▶ _DO THIS_: Print every record below exactly as written.

▶ _GIVEN RECORDS_:
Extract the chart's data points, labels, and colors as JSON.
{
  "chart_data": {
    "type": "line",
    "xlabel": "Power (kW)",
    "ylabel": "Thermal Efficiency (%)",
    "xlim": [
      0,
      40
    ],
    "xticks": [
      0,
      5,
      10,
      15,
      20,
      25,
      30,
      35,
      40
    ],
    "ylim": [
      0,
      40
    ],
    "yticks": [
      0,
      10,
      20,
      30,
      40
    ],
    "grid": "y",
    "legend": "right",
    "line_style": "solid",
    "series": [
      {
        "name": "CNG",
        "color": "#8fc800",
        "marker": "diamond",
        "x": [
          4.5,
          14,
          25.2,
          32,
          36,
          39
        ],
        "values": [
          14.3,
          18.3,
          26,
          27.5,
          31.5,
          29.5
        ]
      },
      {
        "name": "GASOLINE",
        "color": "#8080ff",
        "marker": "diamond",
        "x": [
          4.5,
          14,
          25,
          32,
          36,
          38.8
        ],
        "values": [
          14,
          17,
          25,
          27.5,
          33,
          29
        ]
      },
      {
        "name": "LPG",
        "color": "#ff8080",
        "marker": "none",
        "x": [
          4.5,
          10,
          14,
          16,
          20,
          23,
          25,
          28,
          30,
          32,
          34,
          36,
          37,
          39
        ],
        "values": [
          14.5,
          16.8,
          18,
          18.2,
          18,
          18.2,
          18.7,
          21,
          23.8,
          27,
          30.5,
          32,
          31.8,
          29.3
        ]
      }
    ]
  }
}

▶ _THE REPLY_:
Extract the chart's data points, labels, and colors as JSON.
{
  "chart_data": {
    "type": "line",
    "xlabel": "Power (kW)",
    "ylabel": "Thermal Efficiency (%)",
    "xlim": [
      0,
      40
    ],
    "xticks": [
      0,
      5,
      10,
      15,
      20,
      25,
      30,
      35,
      40
    ],
    "ylim": [
      0,
      40
    ],
    "yticks": [
      0,
      10,
      20,
      30,
      40
    ],
    "grid": "y",
    "legend": "right",
    "line_style": "solid",
    "series": [
      {
        "name": "CNG",
        "color": "#8fc800",
        "marker": "diamond",
        "x": [
          4.5,
          14,
          25.2,
          32,
          36,
          39
        ],
        "values": [
          14.3,
          18.3,
          26,
          27.5,
          31.5,
          29.5
        ]
      },
      {
        "name": "GASOLINE",
        "color": "#8080ff",
        "marker": "diamond",
        "x": [
          4.5,
          14,
          25,
          32,
          36,
          38.8
        ],
        "values": [
          14,
          17,
          25,
          27.5,
          33,
          29
        ]
      },
      {
        "name": "LPG",
        "color": "#ff8080",
        "marker": "none",
        "x": [
          4.5,
          10,
          14,
          16,
          20,
          23,
          25,
          28,
          30,
          32,
          34,
          36,
          37,
          39
        ],
        "values": [
          14.5,
          16.8,
          18,
          18.2,
          18,
          18.2,
          18.7,
          21,
          23.8,
          27,
          30.5,
          32,
          31.8,
          29.3
        ]
      }
    ]
  }
}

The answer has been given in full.